## Listed entries
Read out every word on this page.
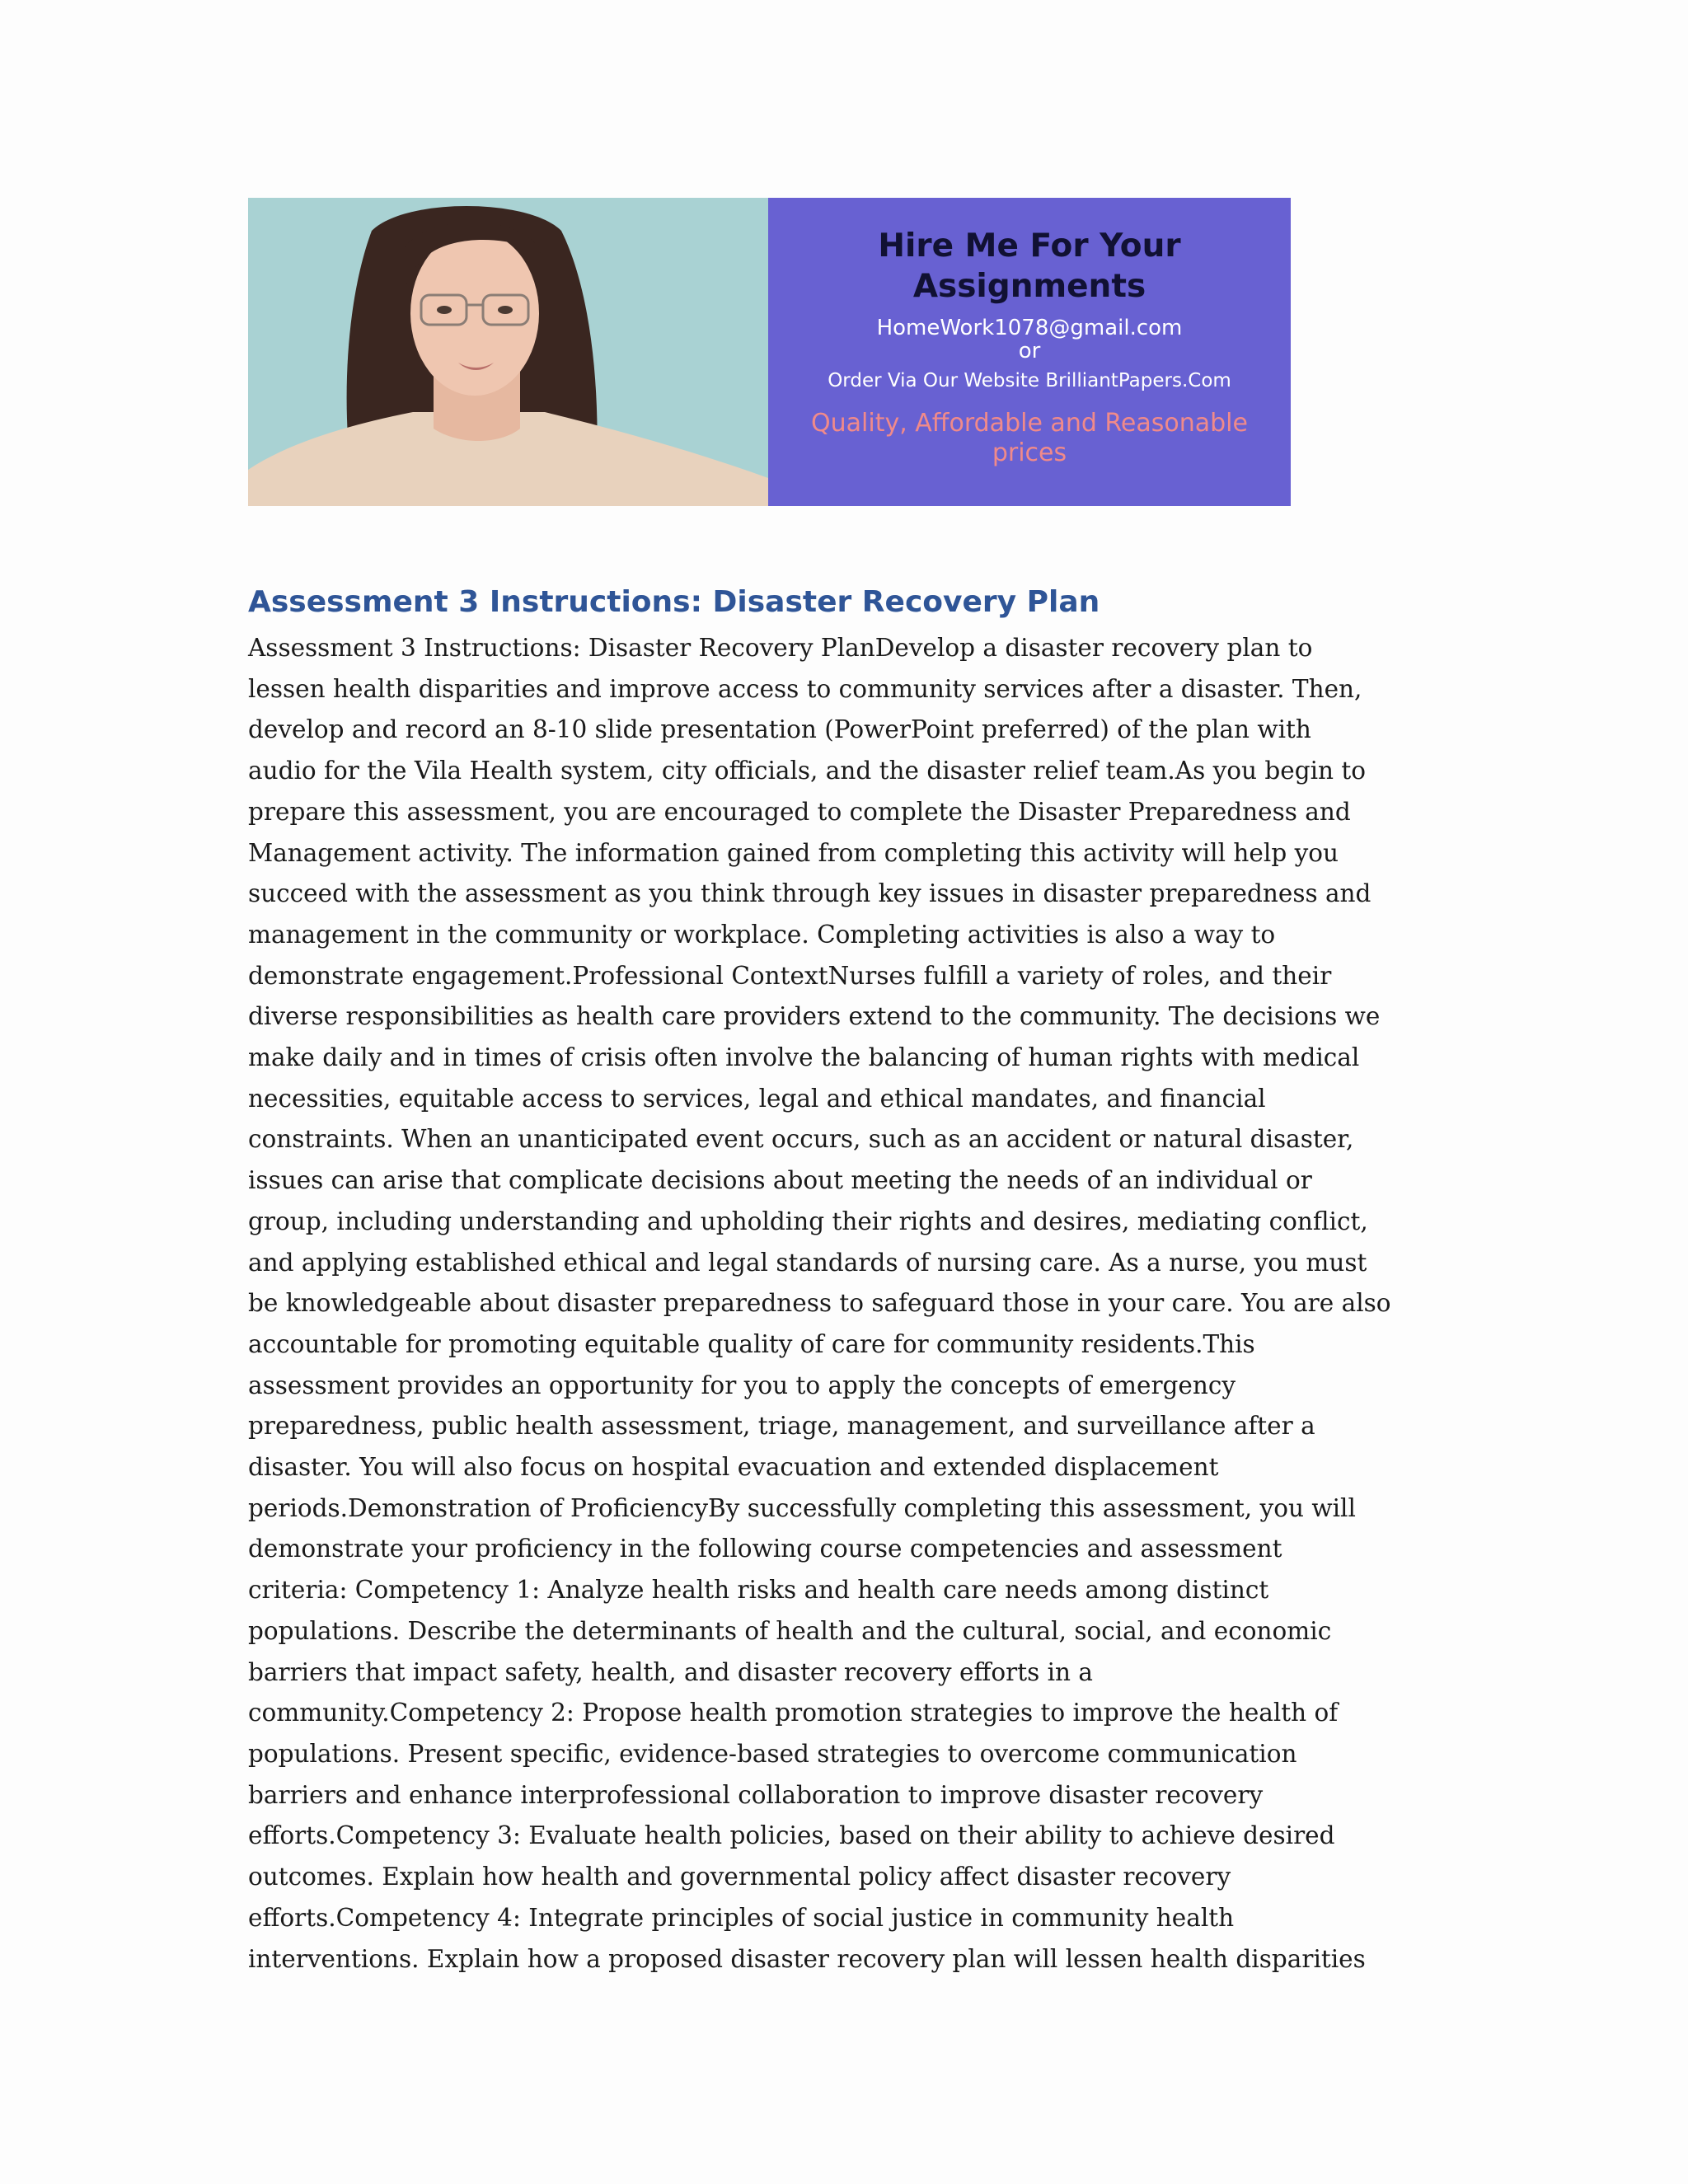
Hire Me For Your Assignments
HomeWork1078@gmail.com
or
Order Via Our Website BrilliantPapers.Com
Quality, Affordable and Reasonable prices
Assessment 3 Instructions: Disaster Recovery Plan
Assessment 3 Instructions: Disaster Recovery PlanDevelop a disaster recovery plan to
lessen health disparities and improve access to community services after a disaster. Then,
develop and record an 8-10 slide presentation (PowerPoint preferred) of the plan with
audio for the Vila Health system, city officials, and the disaster relief team.As you begin to
prepare this assessment, you are encouraged to complete the Disaster Preparedness and
Management activity. The information gained from completing this activity will help you
succeed with the assessment as you think through key issues in disaster preparedness and
management in the community or workplace. Completing activities is also a way to
demonstrate engagement.Professional ContextNurses fulfill a variety of roles, and their
diverse responsibilities as health care providers extend to the community. The decisions we
make daily and in times of crisis often involve the balancing of human rights with medical
necessities, equitable access to services, legal and ethical mandates, and financial
constraints. When an unanticipated event occurs, such as an accident or natural disaster,
issues can arise that complicate decisions about meeting the needs of an individual or
group, including understanding and upholding their rights and desires, mediating conflict,
and applying established ethical and legal standards of nursing care. As a nurse, you must
be knowledgeable about disaster preparedness to safeguard those in your care. You are also
accountable for promoting equitable quality of care for community residents.This
assessment provides an opportunity for you to apply the concepts of emergency
preparedness, public health assessment, triage, management, and surveillance after a
disaster. You will also focus on hospital evacuation and extended displacement
periods.Demonstration of ProficiencyBy successfully completing this assessment, you will
demonstrate your proficiency in the following course competencies and assessment
criteria: Competency 1: Analyze health risks and health care needs among distinct
populations. Describe the determinants of health and the cultural, social, and economic
barriers that impact safety, health, and disaster recovery efforts in a
community.Competency 2: Propose health promotion strategies to improve the health of
populations. Present specific, evidence-based strategies to overcome communication
barriers and enhance interprofessional collaboration to improve disaster recovery
efforts.Competency 3: Evaluate health policies, based on their ability to achieve desired
outcomes. Explain how health and governmental policy affect disaster recovery
efforts.Competency 4: Integrate principles of social justice in community health
interventions. Explain how a proposed disaster recovery plan will lessen health disparities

## Requirement
Leave every image out, and retype the material exactly.

## Output below
Read out every word on this page.
Hire Me For Your Assignments
HomeWork1078@gmail.com
or
Order Via Our Website BrilliantPapers.Com
Quality, Affordable and Reasonable prices
Assessment 3 Instructions: Disaster Recovery Plan
Assessment 3 Instructions: Disaster Recovery PlanDevelop a disaster recovery plan to
lessen health disparities and improve access to community services after a disaster. Then,
develop and record an 8-10 slide presentation (PowerPoint preferred) of the plan with
audio for the Vila Health system, city officials, and the disaster relief team.As you begin to
prepare this assessment, you are encouraged to complete the Disaster Preparedness and
Management activity. The information gained from completing this activity will help you
succeed with the assessment as you think through key issues in disaster preparedness and
management in the community or workplace. Completing activities is also a way to
demonstrate engagement.Professional ContextNurses fulfill a variety of roles, and their
diverse responsibilities as health care providers extend to the community. The decisions we
make daily and in times of crisis often involve the balancing of human rights with medical
necessities, equitable access to services, legal and ethical mandates, and financial
constraints. When an unanticipated event occurs, such as an accident or natural disaster,
issues can arise that complicate decisions about meeting the needs of an individual or
group, including understanding and upholding their rights and desires, mediating conflict,
and applying established ethical and legal standards of nursing care. As a nurse, you must
be knowledgeable about disaster preparedness to safeguard those in your care. You are also
accountable for promoting equitable quality of care for community residents.This
assessment provides an opportunity for you to apply the concepts of emergency
preparedness, public health assessment, triage, management, and surveillance after a
disaster. You will also focus on hospital evacuation and extended displacement
periods.Demonstration of ProficiencyBy successfully completing this assessment, you will
demonstrate your proficiency in the following course competencies and assessment
criteria: Competency 1: Analyze health risks and health care needs among distinct
populations. Describe the determinants of health and the cultural, social, and economic
barriers that impact safety, health, and disaster recovery efforts in a
community.Competency 2: Propose health promotion strategies to improve the health of
populations. Present specific, evidence-based strategies to overcome communication
barriers and enhance interprofessional collaboration to improve disaster recovery
efforts.Competency 3: Evaluate health policies, based on their ability to achieve desired
outcomes. Explain how health and governmental policy affect disaster recovery
efforts.Competency 4: Integrate principles of social justice in community health
interventions. Explain how a proposed disaster recovery plan will lessen health disparities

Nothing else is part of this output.